Data to use ->
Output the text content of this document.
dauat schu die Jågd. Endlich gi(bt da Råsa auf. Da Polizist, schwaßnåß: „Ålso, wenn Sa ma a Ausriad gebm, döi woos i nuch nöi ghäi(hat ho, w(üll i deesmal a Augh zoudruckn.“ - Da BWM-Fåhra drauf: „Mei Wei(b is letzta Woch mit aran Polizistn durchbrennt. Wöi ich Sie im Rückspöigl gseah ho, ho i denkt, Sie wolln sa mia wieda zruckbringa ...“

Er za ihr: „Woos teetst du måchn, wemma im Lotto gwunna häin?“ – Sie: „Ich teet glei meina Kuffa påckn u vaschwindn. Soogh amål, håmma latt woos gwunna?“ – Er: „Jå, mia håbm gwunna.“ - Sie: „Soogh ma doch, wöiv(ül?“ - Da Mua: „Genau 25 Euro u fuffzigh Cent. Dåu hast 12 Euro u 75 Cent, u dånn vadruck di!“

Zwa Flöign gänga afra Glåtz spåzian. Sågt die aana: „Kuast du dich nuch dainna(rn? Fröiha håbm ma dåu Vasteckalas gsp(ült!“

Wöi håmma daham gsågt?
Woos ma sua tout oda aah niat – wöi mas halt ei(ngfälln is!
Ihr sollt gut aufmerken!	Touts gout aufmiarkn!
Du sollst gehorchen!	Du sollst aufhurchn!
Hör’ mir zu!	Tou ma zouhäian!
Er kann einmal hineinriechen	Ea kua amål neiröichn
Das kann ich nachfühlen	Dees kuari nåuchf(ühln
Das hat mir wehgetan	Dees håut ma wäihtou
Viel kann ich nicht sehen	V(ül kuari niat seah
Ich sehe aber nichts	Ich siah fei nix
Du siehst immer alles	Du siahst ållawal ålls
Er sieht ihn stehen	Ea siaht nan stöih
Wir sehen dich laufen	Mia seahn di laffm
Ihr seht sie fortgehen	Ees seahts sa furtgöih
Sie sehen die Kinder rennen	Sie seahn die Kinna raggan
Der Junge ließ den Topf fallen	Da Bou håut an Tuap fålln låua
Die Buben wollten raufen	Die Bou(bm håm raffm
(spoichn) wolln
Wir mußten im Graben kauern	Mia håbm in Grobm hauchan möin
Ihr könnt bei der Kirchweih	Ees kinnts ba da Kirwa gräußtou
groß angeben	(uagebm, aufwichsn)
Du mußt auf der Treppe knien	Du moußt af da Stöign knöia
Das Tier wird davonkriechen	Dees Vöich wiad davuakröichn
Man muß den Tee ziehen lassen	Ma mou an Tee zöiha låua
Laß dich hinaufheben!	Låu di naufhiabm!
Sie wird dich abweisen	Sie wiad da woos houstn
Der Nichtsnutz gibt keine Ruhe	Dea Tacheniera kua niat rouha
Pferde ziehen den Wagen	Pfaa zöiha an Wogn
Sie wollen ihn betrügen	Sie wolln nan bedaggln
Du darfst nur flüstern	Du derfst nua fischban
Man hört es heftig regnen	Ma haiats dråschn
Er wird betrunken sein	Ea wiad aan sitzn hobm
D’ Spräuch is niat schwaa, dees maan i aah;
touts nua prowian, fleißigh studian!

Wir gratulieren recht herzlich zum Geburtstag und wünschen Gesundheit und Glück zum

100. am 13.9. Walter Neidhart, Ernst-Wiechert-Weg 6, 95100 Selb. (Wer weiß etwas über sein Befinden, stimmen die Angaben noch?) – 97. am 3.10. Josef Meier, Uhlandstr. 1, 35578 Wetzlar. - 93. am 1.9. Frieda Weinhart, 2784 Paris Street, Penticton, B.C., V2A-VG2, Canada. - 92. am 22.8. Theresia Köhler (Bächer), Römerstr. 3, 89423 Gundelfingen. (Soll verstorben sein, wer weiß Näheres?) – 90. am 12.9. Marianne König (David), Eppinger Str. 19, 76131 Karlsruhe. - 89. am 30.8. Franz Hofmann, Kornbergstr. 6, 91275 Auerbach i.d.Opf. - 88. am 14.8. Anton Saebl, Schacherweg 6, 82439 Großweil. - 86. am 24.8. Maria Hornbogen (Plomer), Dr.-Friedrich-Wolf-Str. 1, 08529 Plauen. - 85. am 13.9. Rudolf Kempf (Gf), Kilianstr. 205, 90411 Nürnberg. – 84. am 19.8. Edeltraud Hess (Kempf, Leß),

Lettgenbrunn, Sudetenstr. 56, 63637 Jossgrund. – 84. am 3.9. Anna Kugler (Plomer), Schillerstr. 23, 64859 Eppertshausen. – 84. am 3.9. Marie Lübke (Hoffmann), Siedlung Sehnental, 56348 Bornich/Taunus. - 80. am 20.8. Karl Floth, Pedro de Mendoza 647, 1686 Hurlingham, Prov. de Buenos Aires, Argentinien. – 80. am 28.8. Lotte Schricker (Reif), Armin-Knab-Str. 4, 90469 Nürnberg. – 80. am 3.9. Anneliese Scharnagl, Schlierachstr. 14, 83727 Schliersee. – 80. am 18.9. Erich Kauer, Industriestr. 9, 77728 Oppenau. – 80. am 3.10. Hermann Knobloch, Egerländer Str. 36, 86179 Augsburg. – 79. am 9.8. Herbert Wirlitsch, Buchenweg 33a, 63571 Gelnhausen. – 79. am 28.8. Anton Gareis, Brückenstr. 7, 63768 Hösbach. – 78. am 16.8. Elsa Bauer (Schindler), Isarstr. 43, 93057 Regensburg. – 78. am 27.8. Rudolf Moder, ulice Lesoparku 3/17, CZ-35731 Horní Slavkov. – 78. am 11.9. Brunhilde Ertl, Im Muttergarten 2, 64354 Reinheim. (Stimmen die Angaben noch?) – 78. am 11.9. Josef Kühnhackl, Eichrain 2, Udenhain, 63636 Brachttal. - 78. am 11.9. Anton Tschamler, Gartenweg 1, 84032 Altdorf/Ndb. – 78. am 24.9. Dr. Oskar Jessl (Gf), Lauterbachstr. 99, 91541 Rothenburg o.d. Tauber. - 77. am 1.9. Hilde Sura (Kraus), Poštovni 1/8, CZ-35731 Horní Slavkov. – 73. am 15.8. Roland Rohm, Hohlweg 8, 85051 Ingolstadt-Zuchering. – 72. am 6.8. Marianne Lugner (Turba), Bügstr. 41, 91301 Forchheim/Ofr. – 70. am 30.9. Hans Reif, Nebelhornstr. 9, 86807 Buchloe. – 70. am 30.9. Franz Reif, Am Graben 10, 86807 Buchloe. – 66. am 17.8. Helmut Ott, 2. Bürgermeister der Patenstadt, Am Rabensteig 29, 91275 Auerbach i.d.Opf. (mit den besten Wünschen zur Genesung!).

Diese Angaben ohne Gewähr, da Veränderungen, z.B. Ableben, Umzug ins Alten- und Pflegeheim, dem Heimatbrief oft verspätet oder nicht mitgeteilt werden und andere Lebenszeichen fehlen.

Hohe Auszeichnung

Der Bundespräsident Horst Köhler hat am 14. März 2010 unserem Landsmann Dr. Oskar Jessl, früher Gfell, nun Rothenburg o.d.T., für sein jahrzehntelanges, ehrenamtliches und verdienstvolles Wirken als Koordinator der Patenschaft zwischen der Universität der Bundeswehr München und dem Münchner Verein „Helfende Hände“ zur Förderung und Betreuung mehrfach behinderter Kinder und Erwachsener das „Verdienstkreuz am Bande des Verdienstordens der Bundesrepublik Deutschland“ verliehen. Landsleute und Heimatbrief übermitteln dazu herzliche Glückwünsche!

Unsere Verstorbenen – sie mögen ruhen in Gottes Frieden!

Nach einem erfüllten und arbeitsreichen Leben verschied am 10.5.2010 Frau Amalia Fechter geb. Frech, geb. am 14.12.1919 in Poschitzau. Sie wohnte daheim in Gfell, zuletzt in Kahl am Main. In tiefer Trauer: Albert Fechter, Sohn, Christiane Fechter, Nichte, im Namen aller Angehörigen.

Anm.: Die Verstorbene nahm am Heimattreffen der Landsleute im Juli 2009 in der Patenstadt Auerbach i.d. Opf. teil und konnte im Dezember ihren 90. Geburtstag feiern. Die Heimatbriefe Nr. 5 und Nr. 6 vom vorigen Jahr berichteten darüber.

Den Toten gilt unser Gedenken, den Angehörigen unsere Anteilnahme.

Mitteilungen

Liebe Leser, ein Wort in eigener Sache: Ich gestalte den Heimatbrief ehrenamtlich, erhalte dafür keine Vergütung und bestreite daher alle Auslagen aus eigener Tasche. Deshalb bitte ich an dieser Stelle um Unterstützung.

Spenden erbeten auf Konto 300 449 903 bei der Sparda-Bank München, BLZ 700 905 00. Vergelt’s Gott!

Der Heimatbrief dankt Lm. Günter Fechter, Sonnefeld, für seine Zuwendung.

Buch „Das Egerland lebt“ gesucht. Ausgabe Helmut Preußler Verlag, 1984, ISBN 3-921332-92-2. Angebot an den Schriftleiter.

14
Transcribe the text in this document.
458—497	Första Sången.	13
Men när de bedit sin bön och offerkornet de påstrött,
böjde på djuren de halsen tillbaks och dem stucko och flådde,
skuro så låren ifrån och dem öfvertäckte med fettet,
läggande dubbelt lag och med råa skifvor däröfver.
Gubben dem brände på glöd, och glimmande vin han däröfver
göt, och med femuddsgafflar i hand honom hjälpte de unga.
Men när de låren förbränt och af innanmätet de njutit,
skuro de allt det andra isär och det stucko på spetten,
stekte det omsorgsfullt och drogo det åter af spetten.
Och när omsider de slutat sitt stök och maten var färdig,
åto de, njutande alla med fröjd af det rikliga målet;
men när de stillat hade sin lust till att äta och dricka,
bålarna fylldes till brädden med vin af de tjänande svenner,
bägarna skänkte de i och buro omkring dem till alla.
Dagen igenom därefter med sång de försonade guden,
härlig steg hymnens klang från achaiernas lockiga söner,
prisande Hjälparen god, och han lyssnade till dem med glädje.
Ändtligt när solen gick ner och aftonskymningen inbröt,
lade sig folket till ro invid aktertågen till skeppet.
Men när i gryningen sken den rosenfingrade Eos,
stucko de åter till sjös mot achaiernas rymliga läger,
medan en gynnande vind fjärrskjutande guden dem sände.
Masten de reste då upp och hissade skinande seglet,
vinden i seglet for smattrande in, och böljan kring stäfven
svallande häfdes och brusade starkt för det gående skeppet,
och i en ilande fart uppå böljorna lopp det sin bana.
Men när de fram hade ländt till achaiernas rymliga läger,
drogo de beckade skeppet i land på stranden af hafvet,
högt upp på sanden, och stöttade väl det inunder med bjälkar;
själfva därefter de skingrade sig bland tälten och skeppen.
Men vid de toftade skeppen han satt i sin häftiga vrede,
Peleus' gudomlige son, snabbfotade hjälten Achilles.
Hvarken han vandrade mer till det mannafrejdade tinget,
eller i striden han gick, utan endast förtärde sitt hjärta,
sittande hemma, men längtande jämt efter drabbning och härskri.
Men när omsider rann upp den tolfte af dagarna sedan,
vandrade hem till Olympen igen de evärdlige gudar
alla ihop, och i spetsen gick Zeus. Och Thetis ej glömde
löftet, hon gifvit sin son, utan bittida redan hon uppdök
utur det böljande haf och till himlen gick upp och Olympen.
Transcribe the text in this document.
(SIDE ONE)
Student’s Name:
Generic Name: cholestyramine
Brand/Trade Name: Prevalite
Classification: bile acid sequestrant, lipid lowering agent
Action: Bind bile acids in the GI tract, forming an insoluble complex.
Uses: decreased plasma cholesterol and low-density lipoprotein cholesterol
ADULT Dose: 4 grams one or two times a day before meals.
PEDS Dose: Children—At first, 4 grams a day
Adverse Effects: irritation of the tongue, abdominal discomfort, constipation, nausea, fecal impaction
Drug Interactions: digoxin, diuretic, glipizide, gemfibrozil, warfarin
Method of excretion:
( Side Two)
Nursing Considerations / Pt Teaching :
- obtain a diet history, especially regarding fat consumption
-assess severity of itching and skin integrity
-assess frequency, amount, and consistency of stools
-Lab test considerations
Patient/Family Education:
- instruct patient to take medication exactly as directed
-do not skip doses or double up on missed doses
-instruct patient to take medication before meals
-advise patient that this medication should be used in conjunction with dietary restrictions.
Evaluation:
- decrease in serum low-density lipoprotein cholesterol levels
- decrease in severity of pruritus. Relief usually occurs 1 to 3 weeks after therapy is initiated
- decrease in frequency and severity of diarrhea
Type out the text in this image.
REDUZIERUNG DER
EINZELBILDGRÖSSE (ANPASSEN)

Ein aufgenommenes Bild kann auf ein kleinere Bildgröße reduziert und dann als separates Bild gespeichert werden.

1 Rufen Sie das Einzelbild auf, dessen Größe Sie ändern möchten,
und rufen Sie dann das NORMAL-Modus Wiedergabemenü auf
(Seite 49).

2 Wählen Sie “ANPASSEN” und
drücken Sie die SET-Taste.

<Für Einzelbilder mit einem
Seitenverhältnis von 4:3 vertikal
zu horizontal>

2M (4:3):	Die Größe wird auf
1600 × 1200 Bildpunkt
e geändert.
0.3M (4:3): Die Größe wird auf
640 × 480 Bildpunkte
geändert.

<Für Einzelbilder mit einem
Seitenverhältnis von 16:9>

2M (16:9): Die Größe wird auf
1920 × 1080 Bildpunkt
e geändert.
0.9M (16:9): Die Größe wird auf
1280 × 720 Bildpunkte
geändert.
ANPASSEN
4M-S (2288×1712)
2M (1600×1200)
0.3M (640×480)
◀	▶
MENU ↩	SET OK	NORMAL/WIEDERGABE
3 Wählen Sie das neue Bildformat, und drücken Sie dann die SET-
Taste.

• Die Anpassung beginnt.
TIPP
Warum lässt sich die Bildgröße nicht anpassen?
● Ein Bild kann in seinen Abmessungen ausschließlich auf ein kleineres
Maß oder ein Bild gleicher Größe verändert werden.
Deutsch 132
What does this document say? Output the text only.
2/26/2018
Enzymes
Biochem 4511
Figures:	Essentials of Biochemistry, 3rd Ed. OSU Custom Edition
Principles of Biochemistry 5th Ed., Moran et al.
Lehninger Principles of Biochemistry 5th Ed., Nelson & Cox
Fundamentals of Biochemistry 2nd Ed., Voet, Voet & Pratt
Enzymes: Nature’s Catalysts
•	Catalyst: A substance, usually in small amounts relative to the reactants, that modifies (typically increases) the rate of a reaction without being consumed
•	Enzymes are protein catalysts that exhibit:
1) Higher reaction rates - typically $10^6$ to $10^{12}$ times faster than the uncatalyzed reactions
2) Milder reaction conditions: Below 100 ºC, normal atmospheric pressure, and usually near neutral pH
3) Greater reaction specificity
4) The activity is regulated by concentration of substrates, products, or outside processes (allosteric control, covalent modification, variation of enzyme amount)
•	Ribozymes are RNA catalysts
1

About this task -> Could you copy each line from the listing that has the word "times" in it?

Result for this task ->
ADULT Dose: 4 grams one or two times a day before meals.
1) Higher reaction rates - typically $10^6$ to $10^{12}$ times faster than the uncatalyzed reactions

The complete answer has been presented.